§ Brief:
Restate the whole listing word for word. Pictures are left out.

Data extracted from a collection
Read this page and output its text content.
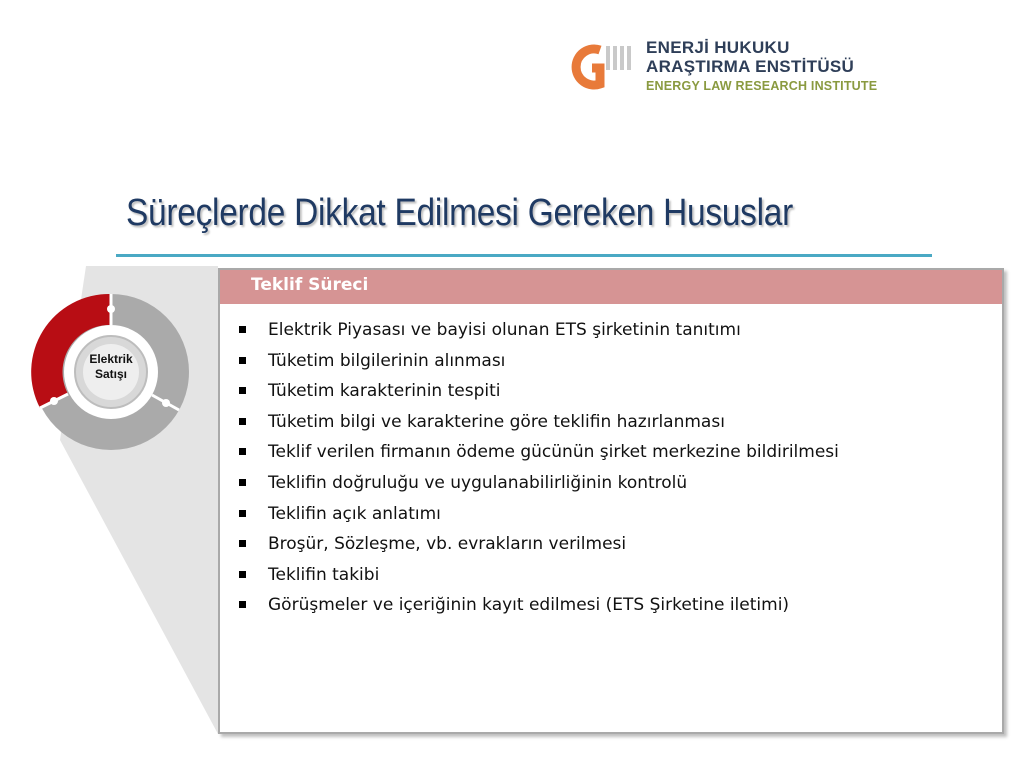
ENERJİ HUKUKU
ARAŞTIRMA ENSTİTÜSÜ
ENERGY LAW RESEARCH INSTITUTE
Süreçlerde Dikkat Edilmesi Gereken Hususlar
Elektrik
Satışı
Teklif Süreci
Elektrik Piyasası ve bayisi olunan ETS şirketinin tanıtımı
Tüketim bilgilerinin alınması
Tüketim karakterinin tespiti
Tüketim bilgi ve karakterine göre teklifin hazırlanması
Teklif verilen firmanın ödeme gücünün şirket merkezine bildirilmesi
Teklifin doğruluğu ve uygulanabilirliğinin kontrolü
Teklifin açık anlatımı
Broşür, Sözleşme, vb. evrakların verilmesi
Teklifin takibi
Görüşmeler ve içeriğinin kayıt edilmesi (ETS Şirketine iletimi)
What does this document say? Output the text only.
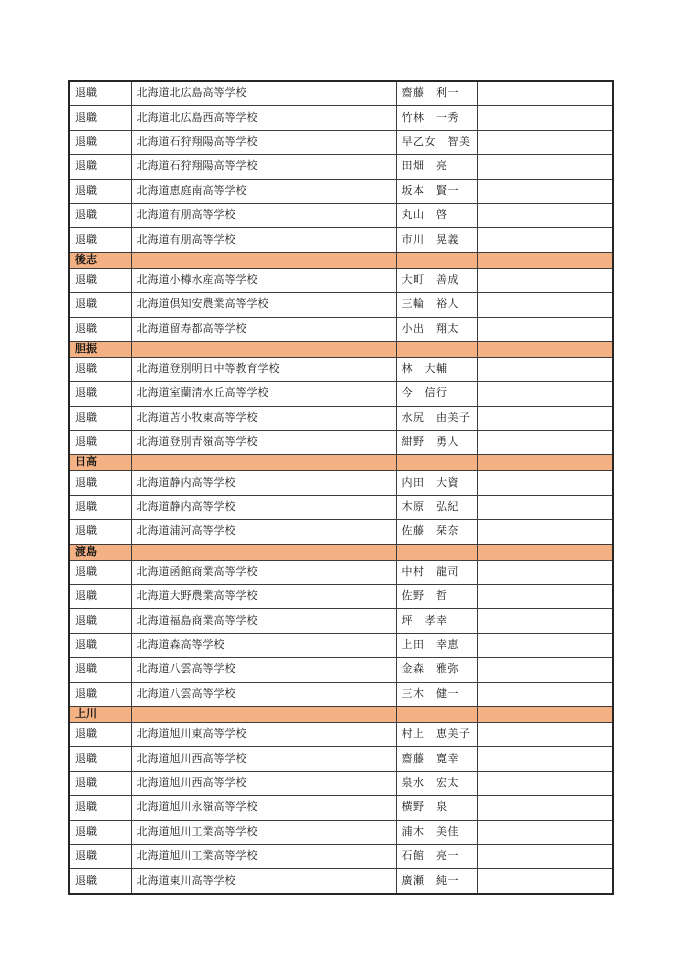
退職	北海道北広島高等学校	齋藤　利一	
退職	北海道北広島西高等学校	竹林　一秀	
退職	北海道石狩翔陽高等学校	早乙女　智美	
退職	北海道石狩翔陽高等学校	田畑　亮	
退職	北海道恵庭南高等学校	坂本　賢一	
退職	北海道有朋高等学校	丸山　啓	
退職	北海道有朋高等学校	市川　晃義	
後志			
退職	北海道小樽水産高等学校	大町　善成	
退職	北海道倶知安農業高等学校	三輪　裕人	
退職	北海道留寿都高等学校	小出　翔太	
胆振			
退職	北海道登別明日中等教育学校	林　大輔	
退職	北海道室蘭清水丘高等学校	今　信行	
退職	北海道苫小牧東高等学校	水尻　由美子	
退職	北海道登別青嶺高等学校	紺野　勇人	
日高			
退職	北海道静内高等学校	内田　大資	
退職	北海道静内高等学校	木原　弘紀	
退職	北海道浦河高等学校	佐藤　栞奈	
渡島			
退職	北海道函館商業高等学校	中村　龍司	
退職	北海道大野農業高等学校	佐野　哲	
退職	北海道福島商業高等学校	坪　孝幸	
退職	北海道森高等学校	上田　幸恵	
退職	北海道八雲高等学校	金森　雅弥	
退職	北海道八雲高等学校	三木　健一	
上川			
退職	北海道旭川東高等学校	村上　恵美子	
退職	北海道旭川西高等学校	齋藤　寛幸	
退職	北海道旭川西高等学校	泉水　宏太	
退職	北海道旭川永嶺高等学校	横野　泉	
退職	北海道旭川工業高等学校	浦木　美佳	
退職	北海道旭川工業高等学校	石館　亮一	
退職	北海道東川高等学校	廣瀬　純一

§ Answer to the task:
Read this page and output its text content.
ENERJİ HUKUKU
ARAŞTIRMA ENSTİTÜSÜ
ENERGY LAW RESEARCH INSTITUTE
Süreçlerde Dikkat Edilmesi Gereken Hususlar
Elektrik
Satışı
Teklif Süreci
Elektrik Piyasası ve bayisi olunan ETS şirketinin tanıtımı
Tüketim bilgilerinin alınması
Tüketim karakterinin tespiti
Tüketim bilgi ve karakterine göre teklifin hazırlanması
Teklif verilen firmanın ödeme gücünün şirket merkezine bildirilmesi
Teklifin doğruluğu ve uygulanabilirliğinin kontrolü
Teklifin açık anlatımı
Broşür, Sözleşme, vb. evrakların verilmesi
Teklifin takibi
Görüşmeler ve içeriğinin kayıt edilmesi (ETS Şirketine iletimi)
What does this document say? Output the text only.
退職	北海道北広島高等学校	齋藤　利一	
退職	北海道北広島西高等学校	竹林　一秀	
退職	北海道石狩翔陽高等学校	早乙女　智美	
退職	北海道石狩翔陽高等学校	田畑　亮	
退職	北海道恵庭南高等学校	坂本　賢一	
退職	北海道有朋高等学校	丸山　啓	
退職	北海道有朋高等学校	市川　晃義	
後志			
退職	北海道小樽水産高等学校	大町　善成	
退職	北海道倶知安農業高等学校	三輪　裕人	
退職	北海道留寿都高等学校	小出　翔太	
胆振			
退職	北海道登別明日中等教育学校	林　大輔	
退職	北海道室蘭清水丘高等学校	今　信行	
退職	北海道苫小牧東高等学校	水尻　由美子	
退職	北海道登別青嶺高等学校	紺野　勇人	
日高			
退職	北海道静内高等学校	内田　大資	
退職	北海道静内高等学校	木原　弘紀	
退職	北海道浦河高等学校	佐藤　栞奈	
渡島			
退職	北海道函館商業高等学校	中村　龍司	
退職	北海道大野農業高等学校	佐野　哲	
退職	北海道福島商業高等学校	坪　孝幸	
退職	北海道森高等学校	上田　幸恵	
退職	北海道八雲高等学校	金森　雅弥	
退職	北海道八雲高等学校	三木　健一	
上川			
退職	北海道旭川東高等学校	村上　恵美子	
退職	北海道旭川西高等学校	齋藤　寛幸	
退職	北海道旭川西高等学校	泉水　宏太	
退職	北海道旭川永嶺高等学校	横野　泉	
退職	北海道旭川工業高等学校	浦木　美佳	
退職	北海道旭川工業高等学校	石館　亮一	
退職	北海道東川高等学校	廣瀬　純一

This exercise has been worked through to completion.